:: Task requirements ::
Every record must be repeated exactly; omit any pictures they contain.

BEGIN

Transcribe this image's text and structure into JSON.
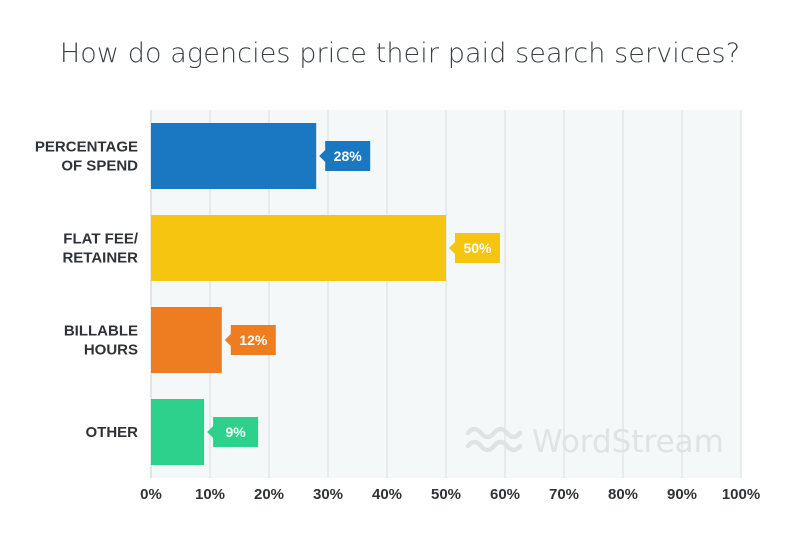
{
  "chart_data": {
    "type": "bar",
    "orientation": "horizontal",
    "title": "How do agencies price their paid search services?",
    "categories": [
      [
        "PERCENTAGE",
        "OF SPEND"
      ],
      [
        "FLAT FEE/",
        "RETAINER"
      ],
      [
        "BILLABLE",
        "HOURS"
      ],
      [
        "OTHER"
      ]
    ],
    "values": [
      28,
      50,
      12,
      9
    ],
    "data_labels": [
      "28%",
      "50%",
      "12%",
      "9%"
    ],
    "colors": [
      "#1a78c2",
      "#f5c50f",
      "#ee7d22",
      "#2ed18b"
    ],
    "xlim": [
      0,
      100
    ],
    "x_ticks": [
      "0%",
      "10%",
      "20%",
      "30%",
      "40%",
      "50%",
      "60%",
      "70%",
      "80%",
      "90%",
      "100%"
    ],
    "grid": true,
    "background": "#f4f8f8"
  },
  "watermark": {
    "text": "WordStream",
    "icon": "wordstream-waves-icon"
  }
}
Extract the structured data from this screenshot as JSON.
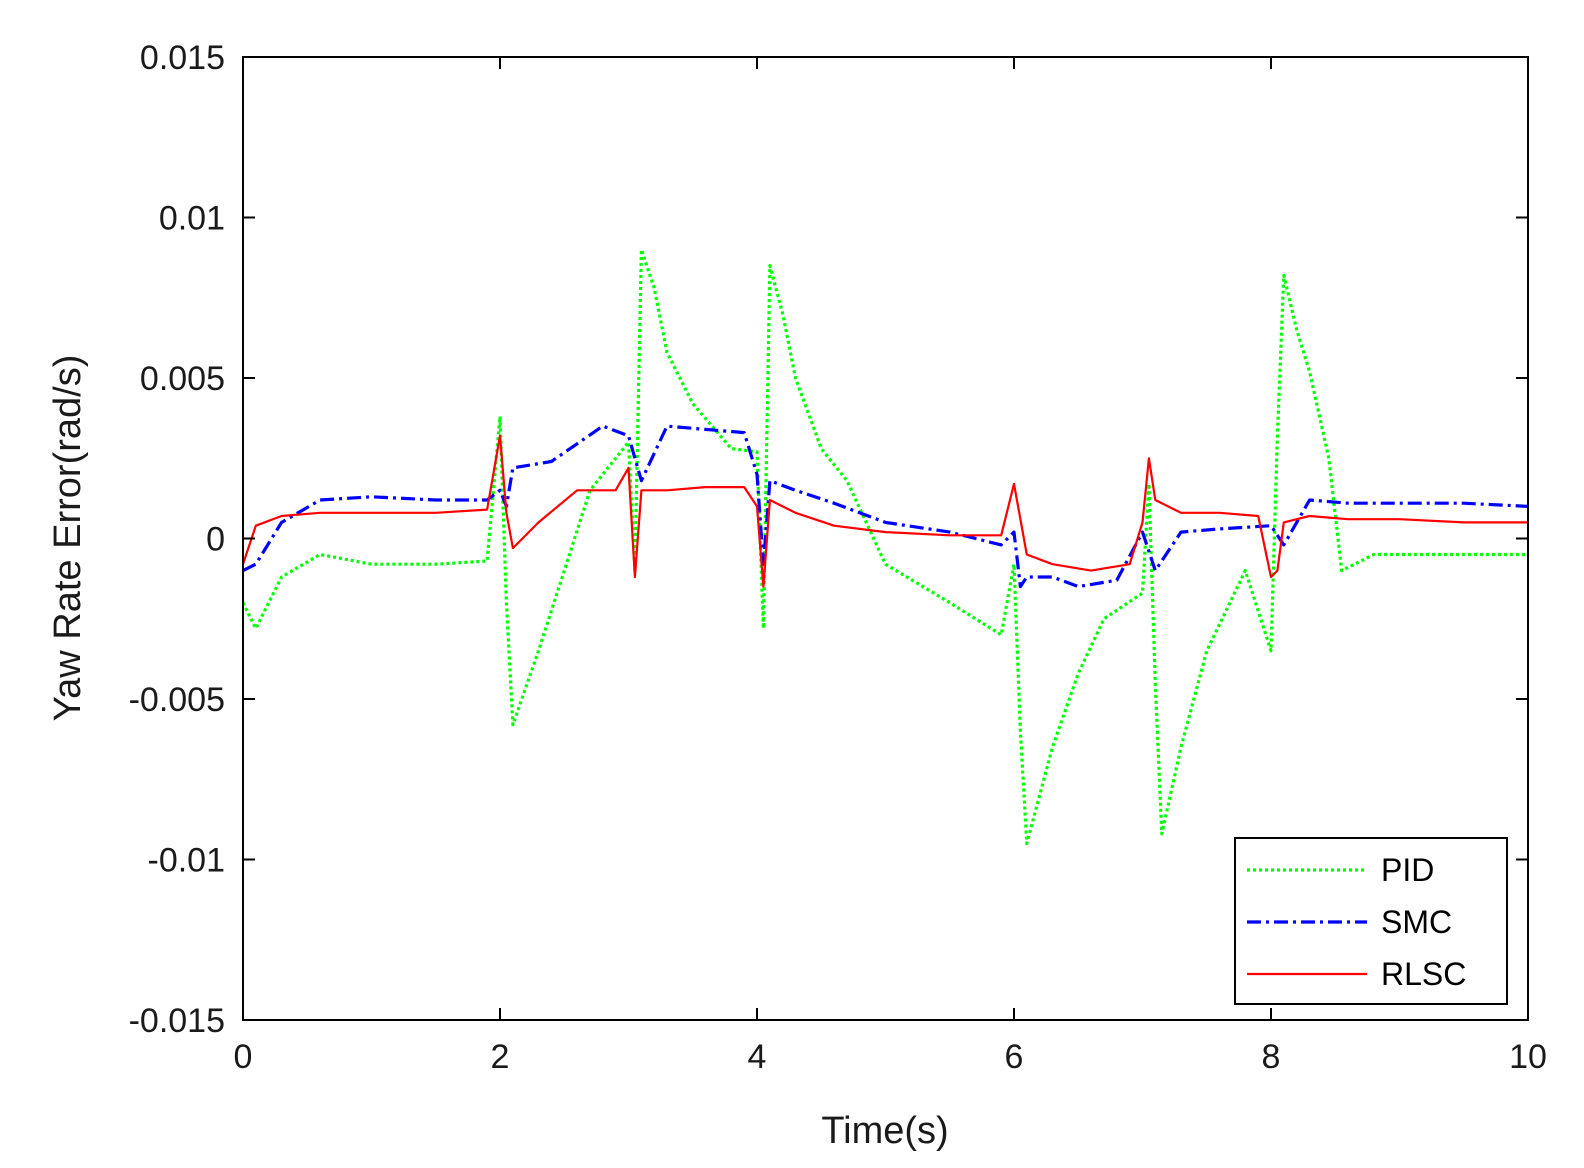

END

:: Response to this task ::
Transcribe this image's text and structure into JSON.
{
  "chart_data": {
    "type": "bar",
    "orientation": "horizontal",
    "title": "How do agencies price their paid search services?",
    "categories": [
      [
        "PERCENTAGE",
        "OF SPEND"
      ],
      [
        "FLAT FEE/",
        "RETAINER"
      ],
      [
        "BILLABLE",
        "HOURS"
      ],
      [
        "OTHER"
      ]
    ],
    "values": [
      28,
      50,
      12,
      9
    ],
    "data_labels": [
      "28%",
      "50%",
      "12%",
      "9%"
    ],
    "colors": [
      "#1a78c2",
      "#f5c50f",
      "#ee7d22",
      "#2ed18b"
    ],
    "xlim": [
      0,
      100
    ],
    "x_ticks": [
      "0%",
      "10%",
      "20%",
      "30%",
      "40%",
      "50%",
      "60%",
      "70%",
      "80%",
      "90%",
      "100%"
    ],
    "grid": true,
    "background": "#f4f8f8"
  },
  "watermark": {
    "text": "WordStream",
    "icon": "wordstream-waves-icon"
  }
}
Extract the structured data from this screenshot as JSON.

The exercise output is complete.